#### Task objective
Return each entry exactly, with none missing.

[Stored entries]
----
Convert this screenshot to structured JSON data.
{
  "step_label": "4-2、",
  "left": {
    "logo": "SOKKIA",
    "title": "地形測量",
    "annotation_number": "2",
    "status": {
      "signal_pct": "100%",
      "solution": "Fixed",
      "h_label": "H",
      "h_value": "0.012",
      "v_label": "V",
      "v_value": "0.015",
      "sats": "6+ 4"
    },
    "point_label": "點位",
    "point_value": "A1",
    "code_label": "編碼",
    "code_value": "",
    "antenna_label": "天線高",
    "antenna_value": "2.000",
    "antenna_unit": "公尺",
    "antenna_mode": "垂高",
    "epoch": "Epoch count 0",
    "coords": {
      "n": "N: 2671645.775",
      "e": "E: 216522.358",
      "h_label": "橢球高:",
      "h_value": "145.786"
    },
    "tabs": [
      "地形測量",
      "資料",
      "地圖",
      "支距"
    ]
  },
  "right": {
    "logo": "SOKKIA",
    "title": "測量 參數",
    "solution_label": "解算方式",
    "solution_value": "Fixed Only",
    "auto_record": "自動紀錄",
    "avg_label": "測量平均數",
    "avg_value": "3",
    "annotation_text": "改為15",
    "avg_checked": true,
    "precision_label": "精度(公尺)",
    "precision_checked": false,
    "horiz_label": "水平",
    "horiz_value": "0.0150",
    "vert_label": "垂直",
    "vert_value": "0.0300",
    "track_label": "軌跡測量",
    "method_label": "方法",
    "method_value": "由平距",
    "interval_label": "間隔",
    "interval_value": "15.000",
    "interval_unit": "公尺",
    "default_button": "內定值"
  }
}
----
#### Correct result
Convert this screenshot to structured JSON data.
{
  "step_label": "4-2、",
  "left": {
    "logo": "SOKKIA",
    "title": "地形測量",
    "annotation_number": "2",
    "status": {
      "signal_pct": "100%",
      "solution": "Fixed",
      "h_label": "H",
      "h_value": "0.012",
      "v_label": "V",
      "v_value": "0.015",
      "sats": "6+ 4"
    },
    "point_label": "點位",
    "point_value": "A1",
    "code_label": "編碼",
    "code_value": "",
    "antenna_label": "天線高",
    "antenna_value": "2.000",
    "antenna_unit": "公尺",
    "antenna_mode": "垂高",
    "epoch": "Epoch count 0",
    "coords": {
      "n": "N: 2671645.775",
      "e": "E: 216522.358",
      "h_label": "橢球高:",
      "h_value": "145.786"
    },
    "tabs": [
      "地形測量",
      "資料",
      "地圖",
      "支距"
    ]
  },
  "right": {
    "logo": "SOKKIA",
    "title": "測量 參數",
    "solution_label": "解算方式",
    "solution_value": "Fixed Only",
    "auto_record": "自動紀錄",
    "avg_label": "測量平均數",
    "avg_value": "3",
    "annotation_text": "改為15",
    "avg_checked": true,
    "precision_label": "精度(公尺)",
    "precision_checked": false,
    "horiz_label": "水平",
    "horiz_value": "0.0150",
    "vert_label": "垂直",
    "vert_value": "0.0300",
    "track_label": "軌跡測量",
    "method_label": "方法",
    "method_value": "由平距",
    "interval_label": "間隔",
    "interval_value": "15.000",
    "interval_unit": "公尺",
    "default_button": "內定值"
  }
}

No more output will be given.